— start —

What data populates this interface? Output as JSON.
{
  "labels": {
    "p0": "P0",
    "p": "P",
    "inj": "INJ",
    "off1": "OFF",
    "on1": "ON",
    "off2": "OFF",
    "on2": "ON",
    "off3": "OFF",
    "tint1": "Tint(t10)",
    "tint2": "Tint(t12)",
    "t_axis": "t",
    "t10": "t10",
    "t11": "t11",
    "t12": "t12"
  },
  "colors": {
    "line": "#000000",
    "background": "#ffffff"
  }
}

— end —

Exercise goal: Exactly as shown, repeat every record.

Completed task:
What data populates this interface? Output as JSON.
{
  "labels": {
    "p0": "P0",
    "p": "P",
    "inj": "INJ",
    "off1": "OFF",
    "on1": "ON",
    "off2": "OFF",
    "on2": "ON",
    "off3": "OFF",
    "tint1": "Tint(t10)",
    "tint2": "Tint(t12)",
    "t_axis": "t",
    "t10": "t10",
    "t11": "t11",
    "t12": "t12"
  },
  "colors": {
    "line": "#000000",
    "background": "#ffffff"
  }
}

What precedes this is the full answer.